▸ **EXERCISE DETAILS**:
Scan the records below. List lines holding "image".

▸ **RECORDED INFORMATION**:
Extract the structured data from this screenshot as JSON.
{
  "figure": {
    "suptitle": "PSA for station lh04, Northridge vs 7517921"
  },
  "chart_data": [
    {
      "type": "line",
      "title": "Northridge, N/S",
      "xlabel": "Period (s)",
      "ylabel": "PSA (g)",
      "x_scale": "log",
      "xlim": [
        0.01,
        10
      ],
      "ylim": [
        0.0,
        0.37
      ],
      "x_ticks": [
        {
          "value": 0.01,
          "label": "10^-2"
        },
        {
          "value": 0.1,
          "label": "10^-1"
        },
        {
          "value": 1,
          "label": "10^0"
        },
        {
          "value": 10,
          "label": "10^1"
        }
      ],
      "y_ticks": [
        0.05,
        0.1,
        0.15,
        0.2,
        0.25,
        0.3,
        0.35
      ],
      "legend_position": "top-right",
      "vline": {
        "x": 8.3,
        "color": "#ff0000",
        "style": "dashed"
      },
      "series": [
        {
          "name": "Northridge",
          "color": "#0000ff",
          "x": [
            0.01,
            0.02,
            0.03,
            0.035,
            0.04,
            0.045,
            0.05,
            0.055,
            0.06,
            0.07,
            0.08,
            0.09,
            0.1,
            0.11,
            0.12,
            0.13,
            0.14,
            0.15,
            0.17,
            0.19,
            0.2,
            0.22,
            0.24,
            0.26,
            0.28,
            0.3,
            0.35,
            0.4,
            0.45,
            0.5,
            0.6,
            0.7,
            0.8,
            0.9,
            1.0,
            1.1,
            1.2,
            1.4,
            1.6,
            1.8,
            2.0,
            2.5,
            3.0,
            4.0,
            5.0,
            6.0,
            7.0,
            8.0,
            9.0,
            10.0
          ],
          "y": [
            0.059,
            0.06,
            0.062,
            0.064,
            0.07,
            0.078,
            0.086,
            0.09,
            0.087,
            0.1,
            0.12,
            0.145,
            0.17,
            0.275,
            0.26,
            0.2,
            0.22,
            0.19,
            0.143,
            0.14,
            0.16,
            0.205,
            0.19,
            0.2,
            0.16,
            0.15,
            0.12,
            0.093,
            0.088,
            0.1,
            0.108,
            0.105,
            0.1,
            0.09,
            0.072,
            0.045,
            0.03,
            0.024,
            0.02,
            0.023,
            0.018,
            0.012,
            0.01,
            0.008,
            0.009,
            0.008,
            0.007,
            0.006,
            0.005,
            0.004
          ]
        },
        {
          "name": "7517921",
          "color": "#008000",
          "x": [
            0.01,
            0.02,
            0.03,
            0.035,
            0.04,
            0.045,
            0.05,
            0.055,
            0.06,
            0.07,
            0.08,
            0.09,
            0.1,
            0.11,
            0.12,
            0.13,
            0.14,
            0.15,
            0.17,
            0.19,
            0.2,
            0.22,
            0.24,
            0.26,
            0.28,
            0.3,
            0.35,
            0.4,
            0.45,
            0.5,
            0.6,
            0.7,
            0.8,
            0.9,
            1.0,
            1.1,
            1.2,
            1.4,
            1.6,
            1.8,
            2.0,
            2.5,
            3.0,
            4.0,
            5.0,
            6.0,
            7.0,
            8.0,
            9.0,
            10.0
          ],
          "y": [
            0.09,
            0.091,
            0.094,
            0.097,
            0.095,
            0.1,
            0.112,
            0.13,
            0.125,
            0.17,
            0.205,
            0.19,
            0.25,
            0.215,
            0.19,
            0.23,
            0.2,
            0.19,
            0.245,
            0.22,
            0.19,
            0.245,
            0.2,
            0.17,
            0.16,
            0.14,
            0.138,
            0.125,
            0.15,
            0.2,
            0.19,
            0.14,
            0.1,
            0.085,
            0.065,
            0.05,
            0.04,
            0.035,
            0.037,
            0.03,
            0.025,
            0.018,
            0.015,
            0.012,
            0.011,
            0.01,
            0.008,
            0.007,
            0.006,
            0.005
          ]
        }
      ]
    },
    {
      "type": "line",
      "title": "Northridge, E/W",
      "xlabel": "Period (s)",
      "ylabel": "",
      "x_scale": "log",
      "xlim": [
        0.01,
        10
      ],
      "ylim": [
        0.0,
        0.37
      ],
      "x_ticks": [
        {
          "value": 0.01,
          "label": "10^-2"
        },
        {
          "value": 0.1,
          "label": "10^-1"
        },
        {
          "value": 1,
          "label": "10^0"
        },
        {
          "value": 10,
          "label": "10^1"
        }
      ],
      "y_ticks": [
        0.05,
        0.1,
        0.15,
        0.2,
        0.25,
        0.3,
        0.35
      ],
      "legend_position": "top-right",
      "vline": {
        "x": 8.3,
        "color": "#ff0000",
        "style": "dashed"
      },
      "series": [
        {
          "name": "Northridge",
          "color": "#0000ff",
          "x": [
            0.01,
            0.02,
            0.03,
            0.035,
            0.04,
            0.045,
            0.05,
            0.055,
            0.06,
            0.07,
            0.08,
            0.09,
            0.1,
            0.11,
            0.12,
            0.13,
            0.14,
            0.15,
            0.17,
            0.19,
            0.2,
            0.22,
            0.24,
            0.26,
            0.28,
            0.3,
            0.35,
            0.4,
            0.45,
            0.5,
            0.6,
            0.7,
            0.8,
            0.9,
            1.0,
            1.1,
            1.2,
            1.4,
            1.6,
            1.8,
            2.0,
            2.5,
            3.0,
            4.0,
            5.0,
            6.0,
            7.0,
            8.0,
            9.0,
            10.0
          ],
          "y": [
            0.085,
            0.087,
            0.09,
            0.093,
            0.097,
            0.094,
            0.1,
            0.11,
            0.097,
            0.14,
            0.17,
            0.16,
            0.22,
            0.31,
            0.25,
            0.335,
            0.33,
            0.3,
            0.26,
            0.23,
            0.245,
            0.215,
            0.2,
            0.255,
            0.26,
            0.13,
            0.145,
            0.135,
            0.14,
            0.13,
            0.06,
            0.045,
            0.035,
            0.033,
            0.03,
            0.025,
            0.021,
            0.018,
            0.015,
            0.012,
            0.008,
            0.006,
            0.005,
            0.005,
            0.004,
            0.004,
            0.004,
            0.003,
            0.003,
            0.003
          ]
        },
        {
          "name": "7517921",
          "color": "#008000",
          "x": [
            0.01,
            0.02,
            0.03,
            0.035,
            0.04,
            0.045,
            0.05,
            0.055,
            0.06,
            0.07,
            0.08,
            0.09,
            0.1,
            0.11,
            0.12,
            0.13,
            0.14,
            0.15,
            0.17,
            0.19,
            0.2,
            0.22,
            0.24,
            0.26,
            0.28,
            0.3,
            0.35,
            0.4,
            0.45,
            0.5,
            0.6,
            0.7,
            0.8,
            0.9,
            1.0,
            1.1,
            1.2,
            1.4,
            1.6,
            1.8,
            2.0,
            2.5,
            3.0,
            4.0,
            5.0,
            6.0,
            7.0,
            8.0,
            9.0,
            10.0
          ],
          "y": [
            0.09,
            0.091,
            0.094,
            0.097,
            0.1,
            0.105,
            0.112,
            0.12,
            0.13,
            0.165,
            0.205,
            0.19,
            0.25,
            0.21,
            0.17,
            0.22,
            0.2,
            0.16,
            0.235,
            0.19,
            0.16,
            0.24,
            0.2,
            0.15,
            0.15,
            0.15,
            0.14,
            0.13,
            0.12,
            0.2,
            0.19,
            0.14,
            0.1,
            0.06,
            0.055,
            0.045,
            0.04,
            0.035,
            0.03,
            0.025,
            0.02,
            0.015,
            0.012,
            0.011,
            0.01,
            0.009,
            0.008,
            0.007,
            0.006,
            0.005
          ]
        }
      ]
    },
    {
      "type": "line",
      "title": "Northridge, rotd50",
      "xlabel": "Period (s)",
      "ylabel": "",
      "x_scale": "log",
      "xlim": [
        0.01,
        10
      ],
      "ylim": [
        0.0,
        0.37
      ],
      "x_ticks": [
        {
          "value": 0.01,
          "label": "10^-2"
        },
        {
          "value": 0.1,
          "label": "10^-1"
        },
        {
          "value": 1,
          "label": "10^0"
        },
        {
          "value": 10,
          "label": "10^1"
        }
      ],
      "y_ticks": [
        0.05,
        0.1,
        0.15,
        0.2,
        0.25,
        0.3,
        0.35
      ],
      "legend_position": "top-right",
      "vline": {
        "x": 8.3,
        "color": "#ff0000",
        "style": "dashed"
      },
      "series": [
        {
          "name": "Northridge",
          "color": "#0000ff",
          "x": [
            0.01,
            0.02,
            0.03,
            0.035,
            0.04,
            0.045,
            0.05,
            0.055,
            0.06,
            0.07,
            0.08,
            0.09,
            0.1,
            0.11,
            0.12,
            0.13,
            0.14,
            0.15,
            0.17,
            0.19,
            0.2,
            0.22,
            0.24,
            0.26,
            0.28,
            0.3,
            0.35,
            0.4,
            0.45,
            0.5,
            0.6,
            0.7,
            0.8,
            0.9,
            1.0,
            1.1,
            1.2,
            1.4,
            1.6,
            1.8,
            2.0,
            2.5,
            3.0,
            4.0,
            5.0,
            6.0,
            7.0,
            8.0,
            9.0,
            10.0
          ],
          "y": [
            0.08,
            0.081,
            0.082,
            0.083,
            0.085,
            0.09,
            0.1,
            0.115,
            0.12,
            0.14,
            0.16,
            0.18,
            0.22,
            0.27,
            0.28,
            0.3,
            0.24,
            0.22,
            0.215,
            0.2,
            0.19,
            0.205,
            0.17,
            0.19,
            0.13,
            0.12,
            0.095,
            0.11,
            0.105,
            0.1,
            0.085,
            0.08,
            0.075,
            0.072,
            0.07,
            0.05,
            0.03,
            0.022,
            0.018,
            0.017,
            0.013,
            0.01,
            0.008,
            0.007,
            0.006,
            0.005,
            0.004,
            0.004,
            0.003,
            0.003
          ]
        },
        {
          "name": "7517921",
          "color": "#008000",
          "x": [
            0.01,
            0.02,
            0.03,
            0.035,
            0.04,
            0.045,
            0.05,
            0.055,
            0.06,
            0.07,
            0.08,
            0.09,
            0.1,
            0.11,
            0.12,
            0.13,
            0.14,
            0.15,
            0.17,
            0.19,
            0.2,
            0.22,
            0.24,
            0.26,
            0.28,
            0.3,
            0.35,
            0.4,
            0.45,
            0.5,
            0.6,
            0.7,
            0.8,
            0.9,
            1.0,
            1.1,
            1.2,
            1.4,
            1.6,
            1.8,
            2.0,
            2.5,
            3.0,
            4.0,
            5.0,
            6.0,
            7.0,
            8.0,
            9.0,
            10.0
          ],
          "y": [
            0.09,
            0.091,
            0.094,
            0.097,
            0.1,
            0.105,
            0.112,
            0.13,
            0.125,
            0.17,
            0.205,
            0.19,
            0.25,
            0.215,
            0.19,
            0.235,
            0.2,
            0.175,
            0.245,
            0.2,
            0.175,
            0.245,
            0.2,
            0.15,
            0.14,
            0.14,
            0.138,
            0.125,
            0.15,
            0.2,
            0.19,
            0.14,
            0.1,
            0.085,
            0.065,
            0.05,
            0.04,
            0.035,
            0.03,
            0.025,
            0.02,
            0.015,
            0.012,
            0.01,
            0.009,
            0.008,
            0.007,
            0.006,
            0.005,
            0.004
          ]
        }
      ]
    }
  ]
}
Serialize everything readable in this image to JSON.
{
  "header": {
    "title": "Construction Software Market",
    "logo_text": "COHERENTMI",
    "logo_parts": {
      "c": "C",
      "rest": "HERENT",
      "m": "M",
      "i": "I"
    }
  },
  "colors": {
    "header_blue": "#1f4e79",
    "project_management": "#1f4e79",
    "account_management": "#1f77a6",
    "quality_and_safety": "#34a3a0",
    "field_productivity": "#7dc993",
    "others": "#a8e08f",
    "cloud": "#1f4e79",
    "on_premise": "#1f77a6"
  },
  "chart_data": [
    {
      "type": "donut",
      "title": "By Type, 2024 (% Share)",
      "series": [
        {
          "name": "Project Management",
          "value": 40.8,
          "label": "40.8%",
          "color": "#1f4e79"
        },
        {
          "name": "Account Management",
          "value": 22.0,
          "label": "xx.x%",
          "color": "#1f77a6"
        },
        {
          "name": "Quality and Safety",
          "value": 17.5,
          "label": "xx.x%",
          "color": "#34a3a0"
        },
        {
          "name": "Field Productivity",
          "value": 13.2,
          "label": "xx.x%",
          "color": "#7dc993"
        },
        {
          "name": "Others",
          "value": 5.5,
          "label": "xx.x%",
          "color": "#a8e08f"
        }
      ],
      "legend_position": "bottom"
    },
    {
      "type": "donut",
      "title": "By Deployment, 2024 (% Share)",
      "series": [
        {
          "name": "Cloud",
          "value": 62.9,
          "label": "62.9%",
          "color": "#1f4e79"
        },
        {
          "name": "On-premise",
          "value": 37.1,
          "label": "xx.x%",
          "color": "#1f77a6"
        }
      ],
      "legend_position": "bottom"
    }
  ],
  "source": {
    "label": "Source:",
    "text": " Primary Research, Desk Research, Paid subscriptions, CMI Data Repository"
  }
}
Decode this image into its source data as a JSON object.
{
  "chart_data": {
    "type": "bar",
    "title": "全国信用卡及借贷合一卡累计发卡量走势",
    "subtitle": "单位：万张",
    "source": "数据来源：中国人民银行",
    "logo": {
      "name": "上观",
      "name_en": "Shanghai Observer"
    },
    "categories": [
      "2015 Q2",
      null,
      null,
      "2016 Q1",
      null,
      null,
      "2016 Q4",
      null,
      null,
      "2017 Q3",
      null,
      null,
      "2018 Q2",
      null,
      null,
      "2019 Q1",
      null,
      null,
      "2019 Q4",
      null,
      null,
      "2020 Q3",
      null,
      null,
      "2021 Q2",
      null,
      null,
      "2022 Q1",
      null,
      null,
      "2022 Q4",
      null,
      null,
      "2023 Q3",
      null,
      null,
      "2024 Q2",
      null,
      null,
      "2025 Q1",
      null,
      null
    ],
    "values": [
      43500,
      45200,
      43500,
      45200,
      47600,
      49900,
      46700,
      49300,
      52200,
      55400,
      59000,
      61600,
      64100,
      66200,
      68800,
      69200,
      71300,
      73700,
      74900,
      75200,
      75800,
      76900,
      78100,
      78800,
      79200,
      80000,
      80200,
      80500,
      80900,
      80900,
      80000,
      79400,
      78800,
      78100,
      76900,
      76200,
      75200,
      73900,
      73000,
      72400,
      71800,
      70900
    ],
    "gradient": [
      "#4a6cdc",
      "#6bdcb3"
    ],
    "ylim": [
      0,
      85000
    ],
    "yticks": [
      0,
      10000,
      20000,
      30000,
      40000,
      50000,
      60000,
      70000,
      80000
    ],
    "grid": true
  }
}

▸ **FINAL RESULT**:
Serialize everything readable in this image to JSON.
Decode this image into its source data as a JSON object.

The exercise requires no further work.